#### ПРЕДОСТАВЛЕННЫЙ ОТРЫВОК
Нашлась другая дама, с которой совпадает множество признаков похитительницы, не подходящих к М—вой и пополняющих все то, чего в таком изобилии не достает для обвинения М—вой. А именно: сходство этой дамы с продавщицей брошки точно также признано Лутугиным; акцент у этой дамы, точно, малороссийский; дама эта точно также принадлежит к знакомым Елагиных, и притом— менее близким, из чего и следует, что подобный поступок мог быть для нее менее мучительным, чем для М—вой. Мало того, открылось, что эта дама нуждалась в деньгах и часто занимала у Елагиных; что из дома, которым заведует муж этой дамы, безвестно скрылась одна подозрительная жиличка по фамилии Перфильева, т.е. женщина с той самой фамилией, которой расписалась неизвестная продавщица брошки в лавке Лутугина; что у этой дамы была кофточка, сходная с кофточкою продавщицы, и наконец, что эта дама получала из пакета Руссова облатки в точно такой же коробочке, в какой продавщица брошки принесла поличное в магазин Лутугина, тогда как М—ва ни откуда и никоим образом не могла добыть подобной коробочки...

Довольно, господа присяжные заседатели! Я вовсе не желаю топить эту вторую женщину и даже не хочу произносить ее фамилии. Говорят, что ее почерк не похож на расписку, оставленную в магазине Лутугина, или что у нее был болен корью ребенок во время кражи, и она не бывала у Елагиных. На это я возражу — во-первых, что я по принципу не верю в экспертизу почерков и что, тем не менее, вижу у этой дамы почерк резко стоячего типа, так что. изменяя свою руку, она должна была неминуемо перейти к наклонному письму, сразу истребляющему сходство, то есть именно к тому письму, которым начертана расписка, и во-вторых, что, так как за эту даму хватились почти через пять месяцев после кражи, то с уверенностью говорить о периоде, когда был болен ее ребенок, уже нельзя. Да я, наконец, и не настаиваю на ее виновности; это вовсе не мое дело. Я никогда бы не хотел повредить ей — и, конечно, не поврежу, но так как она свободна от всякого горя, то я только приветствую в ней модель, на которой я могу вам ясно показать всю ничтожную близорукость улик, навязанных сыскной полицией госпоже М—ой.
########
◆ РАБОЧЕЕ ЗАДАНИЕ 1:
Какой фамилией, по словам из отрывка о краже брошки, расписалась продавщица брошки в лавке Лутугина?
◆ РАБОЧЕЕ ЗАДАНИЕ 2:
Перескажи отрывок о краже брошки в двух предложениях.
◆ РАБОЧЕЕ ЗАДАНИЕ 3:
Допиши продолжение отрывка о краже брошки, начиная сразу после его последней фразы.
Перечень после отрывка — отдельный материал, с самим отрывком он не связан.
#### ВЫДЕРЖКИ ИЗ ДАННЫХ
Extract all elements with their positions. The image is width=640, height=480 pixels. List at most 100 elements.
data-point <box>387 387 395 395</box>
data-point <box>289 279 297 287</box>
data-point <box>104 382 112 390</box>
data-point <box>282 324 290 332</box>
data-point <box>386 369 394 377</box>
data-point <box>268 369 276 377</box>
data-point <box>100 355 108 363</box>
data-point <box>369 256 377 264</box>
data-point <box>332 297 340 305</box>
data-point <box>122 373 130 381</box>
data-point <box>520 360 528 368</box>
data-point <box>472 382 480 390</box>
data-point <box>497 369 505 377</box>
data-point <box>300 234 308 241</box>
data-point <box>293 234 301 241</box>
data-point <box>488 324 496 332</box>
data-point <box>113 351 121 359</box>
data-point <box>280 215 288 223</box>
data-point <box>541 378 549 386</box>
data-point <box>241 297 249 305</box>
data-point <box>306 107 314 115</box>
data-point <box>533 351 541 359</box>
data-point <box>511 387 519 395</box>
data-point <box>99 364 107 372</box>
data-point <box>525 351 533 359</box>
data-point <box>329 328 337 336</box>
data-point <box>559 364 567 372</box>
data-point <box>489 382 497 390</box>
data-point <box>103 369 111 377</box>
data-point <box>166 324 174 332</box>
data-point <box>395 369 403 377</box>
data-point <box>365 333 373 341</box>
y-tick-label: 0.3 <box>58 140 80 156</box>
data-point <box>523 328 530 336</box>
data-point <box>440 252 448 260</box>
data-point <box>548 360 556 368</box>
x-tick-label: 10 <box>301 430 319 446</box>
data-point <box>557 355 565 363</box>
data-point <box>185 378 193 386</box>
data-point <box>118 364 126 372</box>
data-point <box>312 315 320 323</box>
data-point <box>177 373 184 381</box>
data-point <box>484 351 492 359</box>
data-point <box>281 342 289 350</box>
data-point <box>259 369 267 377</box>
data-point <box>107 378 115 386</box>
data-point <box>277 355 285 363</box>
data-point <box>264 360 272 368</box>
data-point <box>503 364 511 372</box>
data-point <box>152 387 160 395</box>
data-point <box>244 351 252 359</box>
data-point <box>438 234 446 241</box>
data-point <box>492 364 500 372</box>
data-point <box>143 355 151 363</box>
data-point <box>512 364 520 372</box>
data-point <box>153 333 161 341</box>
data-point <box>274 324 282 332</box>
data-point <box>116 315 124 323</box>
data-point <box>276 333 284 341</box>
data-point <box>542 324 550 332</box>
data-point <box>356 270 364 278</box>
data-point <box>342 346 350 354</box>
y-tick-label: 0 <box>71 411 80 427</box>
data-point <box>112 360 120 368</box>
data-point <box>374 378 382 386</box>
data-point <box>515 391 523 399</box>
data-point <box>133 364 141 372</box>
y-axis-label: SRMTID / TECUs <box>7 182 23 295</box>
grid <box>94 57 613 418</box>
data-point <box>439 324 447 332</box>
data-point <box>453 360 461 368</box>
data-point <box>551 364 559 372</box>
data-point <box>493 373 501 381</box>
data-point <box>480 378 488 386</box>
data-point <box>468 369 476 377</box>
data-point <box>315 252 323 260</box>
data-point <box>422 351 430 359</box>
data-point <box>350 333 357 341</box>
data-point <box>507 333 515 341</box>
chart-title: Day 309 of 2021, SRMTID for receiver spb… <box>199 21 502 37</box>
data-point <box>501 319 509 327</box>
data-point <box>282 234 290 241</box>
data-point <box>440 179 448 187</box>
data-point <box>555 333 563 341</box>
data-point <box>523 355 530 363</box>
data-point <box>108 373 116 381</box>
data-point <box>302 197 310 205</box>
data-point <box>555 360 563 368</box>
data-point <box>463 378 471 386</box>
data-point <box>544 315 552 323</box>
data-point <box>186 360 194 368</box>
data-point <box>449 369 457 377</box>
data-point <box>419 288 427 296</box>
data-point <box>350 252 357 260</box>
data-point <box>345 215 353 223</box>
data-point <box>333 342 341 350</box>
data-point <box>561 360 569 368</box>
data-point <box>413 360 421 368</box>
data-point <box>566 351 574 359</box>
########
◆ ПИСЬМЕННЫЙ ОТВЕТ 1:
Фамилией Перфильева.

◆ ПИСЬМЕННЫЙ ОТВЕТ 2:
Говорящий указывает на другую даму, к которой подходят многие признаки похитительницы: ее сходство с продавщицей брошки признал Лутугин, у нее малороссийский акцент, она нуждалась в деньгах, у нее была похожая кофточка и такая же коробочка из пакета Руссова. Он не настаивает на ее виновности, а берет ее как образец, чтобы показать присяжным близорукость улик, навязанных сыскной полицией М—вой.

◆ ПИСЬМЕННЫЙ ОТВЕТ 3:
Кто же украл брошку? Повторяю: этот вопрос меня нисколько не интересует. Быть может — полотеры; быть может, брошка даже вовсе не была украдена, и Елагина ее просто потеряла на балу или в извозчичьей карете, потому что, если она не помнит, куда положила брошку — спрятала в ящик или бросила на комоде, то почему бы ей кстати уже не забыть и того, нашла ли она на себе брошку вообще, по возвращении с бала? Ведь Елагина была уставши; раздевалась, как автомат, и легко могла прозевать исчезновение брошки. А что брошку продавала дама, так это было уже неизбежно,— кто бы ни нашел, кто бы ни украл ее,— потому что сбывать женскую принадлежность, не возбуждая подозрения, может только женщина.

За участь М—ой я спокоен. Я спокоен уже потому, что у вас постоянно будет двоиться в глазах: «М—ва или другая?» — и сколько бы вы ни сидели в совещательной комнате, из этого недоумения вы не выйдете. Нельзя же вам, в самом деле, взять две бумажки, написать на них две фамилии, зажмурить глаза, помочить пальцы — и если к пальцу пристанет бумажка с фамилией

М —ой — обвинить М—ву, а если пристанет другая бумажка - оправдать.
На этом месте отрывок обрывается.